• _Task prompt_: In the records below, locate the line containing "What text is on this page?", then output that line and all later lines exactly, through the last one.

------------------------------------

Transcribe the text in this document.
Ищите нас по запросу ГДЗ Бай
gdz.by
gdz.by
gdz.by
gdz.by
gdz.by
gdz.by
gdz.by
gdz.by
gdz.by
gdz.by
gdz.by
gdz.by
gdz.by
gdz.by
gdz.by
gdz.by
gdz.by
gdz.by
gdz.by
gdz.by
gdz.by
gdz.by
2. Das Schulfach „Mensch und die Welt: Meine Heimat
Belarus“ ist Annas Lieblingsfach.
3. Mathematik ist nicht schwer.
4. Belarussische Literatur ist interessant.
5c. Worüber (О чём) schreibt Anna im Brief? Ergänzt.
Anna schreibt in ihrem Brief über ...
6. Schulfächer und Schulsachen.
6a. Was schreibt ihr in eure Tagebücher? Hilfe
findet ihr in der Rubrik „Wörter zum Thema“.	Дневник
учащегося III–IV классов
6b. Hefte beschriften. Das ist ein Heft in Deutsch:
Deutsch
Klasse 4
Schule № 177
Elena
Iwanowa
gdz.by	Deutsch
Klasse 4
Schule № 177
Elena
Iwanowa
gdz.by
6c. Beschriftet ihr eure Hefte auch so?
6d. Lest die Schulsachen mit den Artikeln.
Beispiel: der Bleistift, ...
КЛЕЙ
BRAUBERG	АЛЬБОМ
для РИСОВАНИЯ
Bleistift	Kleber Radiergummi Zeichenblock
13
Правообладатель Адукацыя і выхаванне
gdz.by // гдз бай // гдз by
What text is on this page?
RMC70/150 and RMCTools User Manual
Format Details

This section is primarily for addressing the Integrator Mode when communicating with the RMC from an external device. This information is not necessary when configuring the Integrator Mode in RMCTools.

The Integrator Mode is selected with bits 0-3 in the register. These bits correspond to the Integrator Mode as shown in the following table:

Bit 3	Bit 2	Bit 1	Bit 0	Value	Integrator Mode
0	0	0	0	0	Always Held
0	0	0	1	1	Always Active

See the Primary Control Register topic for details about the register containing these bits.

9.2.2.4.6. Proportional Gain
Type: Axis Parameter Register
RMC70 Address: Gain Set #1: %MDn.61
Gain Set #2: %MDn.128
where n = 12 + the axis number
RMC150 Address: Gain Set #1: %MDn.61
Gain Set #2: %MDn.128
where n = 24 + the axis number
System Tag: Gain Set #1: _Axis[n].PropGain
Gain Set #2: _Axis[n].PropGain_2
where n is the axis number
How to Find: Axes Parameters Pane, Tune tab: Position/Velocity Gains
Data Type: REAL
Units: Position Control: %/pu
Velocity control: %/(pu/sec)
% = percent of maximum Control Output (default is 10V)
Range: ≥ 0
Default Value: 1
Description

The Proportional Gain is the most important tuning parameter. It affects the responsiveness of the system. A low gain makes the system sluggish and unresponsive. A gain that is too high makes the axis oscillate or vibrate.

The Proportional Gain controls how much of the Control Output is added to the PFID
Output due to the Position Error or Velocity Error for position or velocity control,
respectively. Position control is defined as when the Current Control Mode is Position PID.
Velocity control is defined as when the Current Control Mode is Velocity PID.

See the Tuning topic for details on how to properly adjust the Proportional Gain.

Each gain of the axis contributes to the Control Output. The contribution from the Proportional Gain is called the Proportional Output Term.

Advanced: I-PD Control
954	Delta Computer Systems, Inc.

------------------------------------

• _Correct answer_:
What text is on this page?
RMC70/150 and RMCTools User Manual
Format Details

This section is primarily for addressing the Integrator Mode when communicating with the RMC from an external device. This information is not necessary when configuring the Integrator Mode in RMCTools.

The Integrator Mode is selected with bits 0-3 in the register. These bits correspond to the Integrator Mode as shown in the following table:

Bit 3	Bit 2	Bit 1	Bit 0	Value	Integrator Mode
0	0	0	0	0	Always Held
0	0	0	1	1	Always Active

See the Primary Control Register topic for details about the register containing these bits.

9.2.2.4.6. Proportional Gain
Type: Axis Parameter Register
RMC70 Address: Gain Set #1: %MDn.61
Gain Set #2: %MDn.128
where n = 12 + the axis number
RMC150 Address: Gain Set #1: %MDn.61
Gain Set #2: %MDn.128
where n = 24 + the axis number
System Tag: Gain Set #1: _Axis[n].PropGain
Gain Set #2: _Axis[n].PropGain_2
where n is the axis number
How to Find: Axes Parameters Pane, Tune tab: Position/Velocity Gains
Data Type: REAL
Units: Position Control: %/pu
Velocity control: %/(pu/sec)
% = percent of maximum Control Output (default is 10V)
Range: ≥ 0
Default Value: 1
Description

The Proportional Gain is the most important tuning parameter. It affects the responsiveness of the system. A low gain makes the system sluggish and unresponsive. A gain that is too high makes the axis oscillate or vibrate.

The Proportional Gain controls how much of the Control Output is added to the PFID
Output due to the Position Error or Velocity Error for position or velocity control,
respectively. Position control is defined as when the Current Control Mode is Position PID.
Velocity control is defined as when the Current Control Mode is Velocity PID.

See the Tuning topic for details on how to properly adjust the Proportional Gain.

Each gain of the axis contributes to the Control Output. The contribution from the Proportional Gain is called the Proportional Output Term.

Advanced: I-PD Control
954	Delta Computer Systems, Inc.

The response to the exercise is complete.